**AIM:** Set down each entry exactly as given; pictures should not appear in the copy.

Recorded data:
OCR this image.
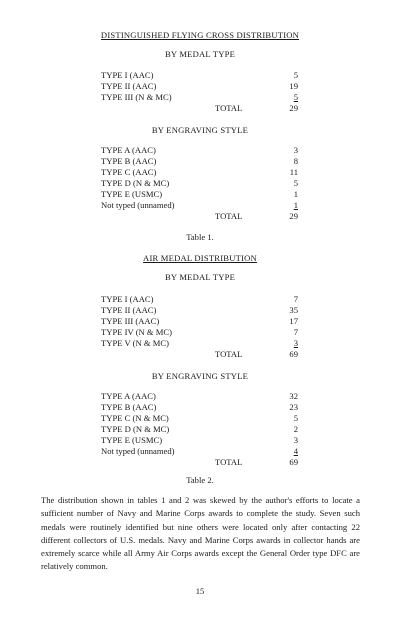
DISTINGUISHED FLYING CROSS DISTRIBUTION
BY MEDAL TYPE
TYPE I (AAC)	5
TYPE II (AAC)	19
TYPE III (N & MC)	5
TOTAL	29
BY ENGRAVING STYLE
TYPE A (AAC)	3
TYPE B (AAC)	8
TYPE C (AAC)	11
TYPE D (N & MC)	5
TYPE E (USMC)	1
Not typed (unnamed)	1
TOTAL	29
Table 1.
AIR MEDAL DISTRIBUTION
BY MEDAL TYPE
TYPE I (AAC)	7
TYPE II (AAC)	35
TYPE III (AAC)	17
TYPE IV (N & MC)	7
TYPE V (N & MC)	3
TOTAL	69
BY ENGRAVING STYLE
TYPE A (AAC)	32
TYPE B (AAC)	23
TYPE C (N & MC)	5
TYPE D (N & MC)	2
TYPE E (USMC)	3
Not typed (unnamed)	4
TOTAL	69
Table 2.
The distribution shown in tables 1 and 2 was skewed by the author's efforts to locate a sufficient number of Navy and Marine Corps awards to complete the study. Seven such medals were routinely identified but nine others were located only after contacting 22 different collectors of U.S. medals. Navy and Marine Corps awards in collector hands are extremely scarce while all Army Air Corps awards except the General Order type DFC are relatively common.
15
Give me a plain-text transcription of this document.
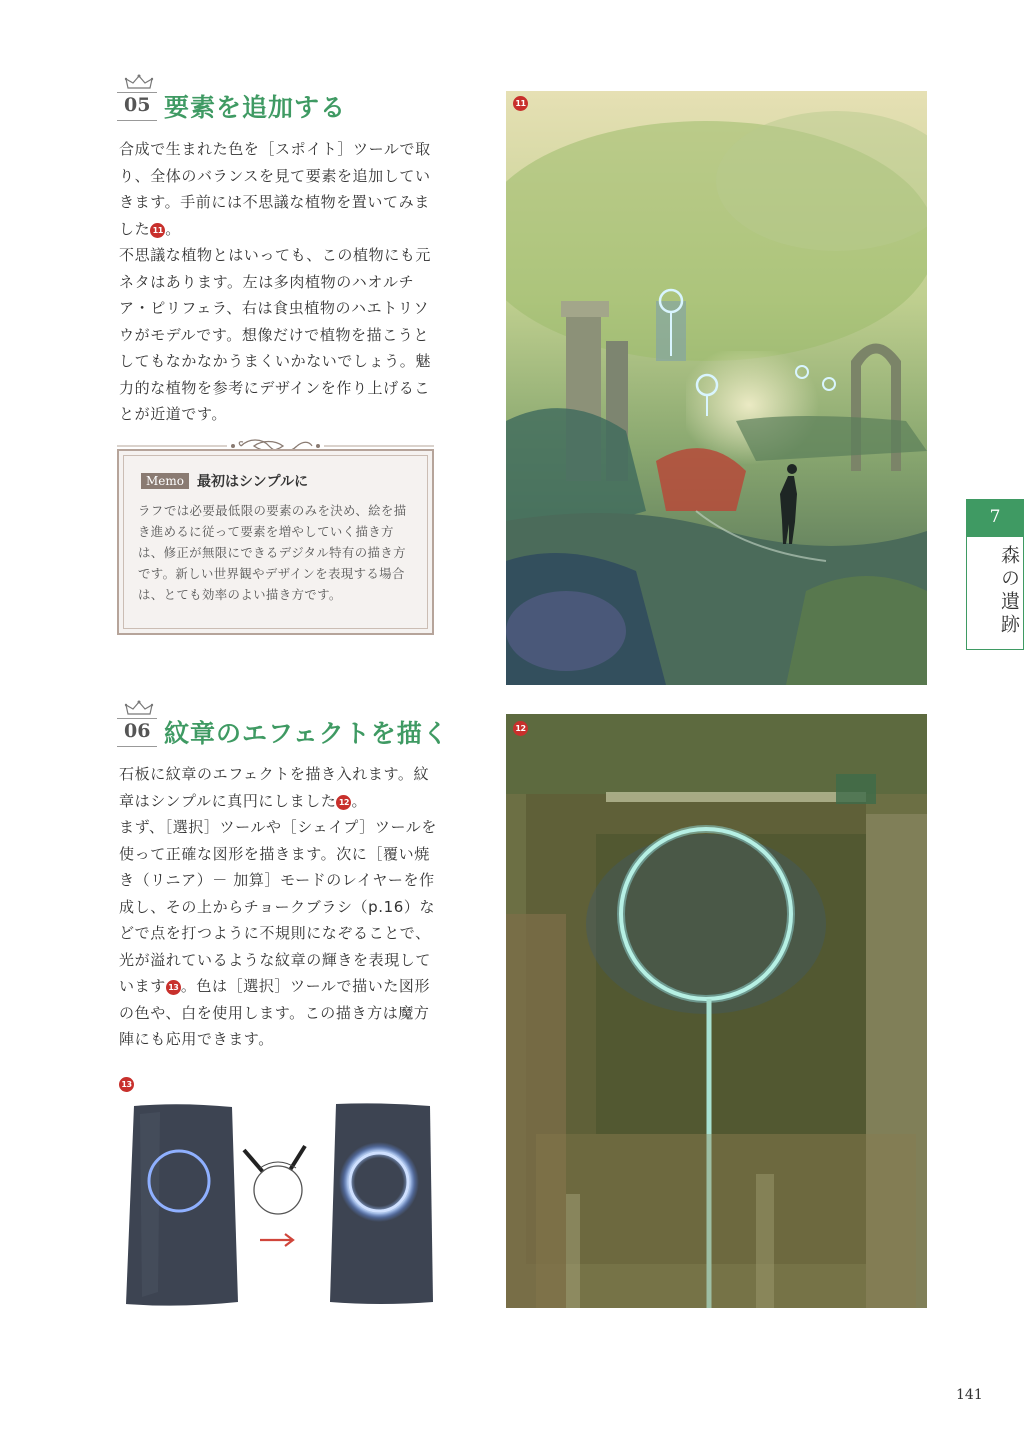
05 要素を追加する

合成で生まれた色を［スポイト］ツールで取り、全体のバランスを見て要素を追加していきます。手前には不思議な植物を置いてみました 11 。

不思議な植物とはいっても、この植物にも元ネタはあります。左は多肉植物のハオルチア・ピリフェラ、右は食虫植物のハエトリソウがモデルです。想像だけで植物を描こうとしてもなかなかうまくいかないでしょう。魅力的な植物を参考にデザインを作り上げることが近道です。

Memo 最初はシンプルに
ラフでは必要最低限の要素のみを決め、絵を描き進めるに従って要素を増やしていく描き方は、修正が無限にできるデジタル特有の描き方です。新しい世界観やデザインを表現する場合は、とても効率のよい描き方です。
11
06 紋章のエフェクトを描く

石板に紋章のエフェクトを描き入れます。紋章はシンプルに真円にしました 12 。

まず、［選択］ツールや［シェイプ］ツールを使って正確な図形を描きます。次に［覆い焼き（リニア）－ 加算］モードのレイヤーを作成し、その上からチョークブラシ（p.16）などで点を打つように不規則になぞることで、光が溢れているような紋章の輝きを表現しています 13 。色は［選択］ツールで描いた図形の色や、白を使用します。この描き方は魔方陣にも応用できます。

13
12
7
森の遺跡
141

**FULL SOLUTION:**
OCR this image.
DISTINGUISHED FLYING CROSS DISTRIBUTION
BY MEDAL TYPE
TYPE I (AAC)	5
TYPE II (AAC)	19
TYPE III (N & MC)	5
TOTAL	29
BY ENGRAVING STYLE
TYPE A (AAC)	3
TYPE B (AAC)	8
TYPE C (AAC)	11
TYPE D (N & MC)	5
TYPE E (USMC)	1
Not typed (unnamed)	1
TOTAL	29
Table 1.
AIR MEDAL DISTRIBUTION
BY MEDAL TYPE
TYPE I (AAC)	7
TYPE II (AAC)	35
TYPE III (AAC)	17
TYPE IV (N & MC)	7
TYPE V (N & MC)	3
TOTAL	69
BY ENGRAVING STYLE
TYPE A (AAC)	32
TYPE B (AAC)	23
TYPE C (N & MC)	5
TYPE D (N & MC)	2
TYPE E (USMC)	3
Not typed (unnamed)	4
TOTAL	69
Table 2.
The distribution shown in tables 1 and 2 was skewed by the author's efforts to locate a sufficient number of Navy and Marine Corps awards to complete the study. Seven such medals were routinely identified but nine others were located only after contacting 22 different collectors of U.S. medals. Navy and Marine Corps awards in collector hands are extremely scarce while all Army Air Corps awards except the General Order type DFC are relatively common.
15
Give me a plain-text transcription of this document.
05 要素を追加する

合成で生まれた色を［スポイト］ツールで取り、全体のバランスを見て要素を追加していきます。手前には不思議な植物を置いてみました 11 。

不思議な植物とはいっても、この植物にも元ネタはあります。左は多肉植物のハオルチア・ピリフェラ、右は食虫植物のハエトリソウがモデルです。想像だけで植物を描こうとしてもなかなかうまくいかないでしょう。魅力的な植物を参考にデザインを作り上げることが近道です。

Memo 最初はシンプルに
ラフでは必要最低限の要素のみを決め、絵を描き進めるに従って要素を増やしていく描き方は、修正が無限にできるデジタル特有の描き方です。新しい世界観やデザインを表現する場合は、とても効率のよい描き方です。
11
06 紋章のエフェクトを描く

石板に紋章のエフェクトを描き入れます。紋章はシンプルに真円にしました 12 。

まず、［選択］ツールや［シェイプ］ツールを使って正確な図形を描きます。次に［覆い焼き（リニア）－ 加算］モードのレイヤーを作成し、その上からチョークブラシ（p.16）などで点を打つように不規則になぞることで、光が溢れているような紋章の輝きを表現しています 13 。色は［選択］ツールで描いた図形の色や、白を使用します。この描き方は魔方陣にも応用できます。

13
12
7
森の遺跡
141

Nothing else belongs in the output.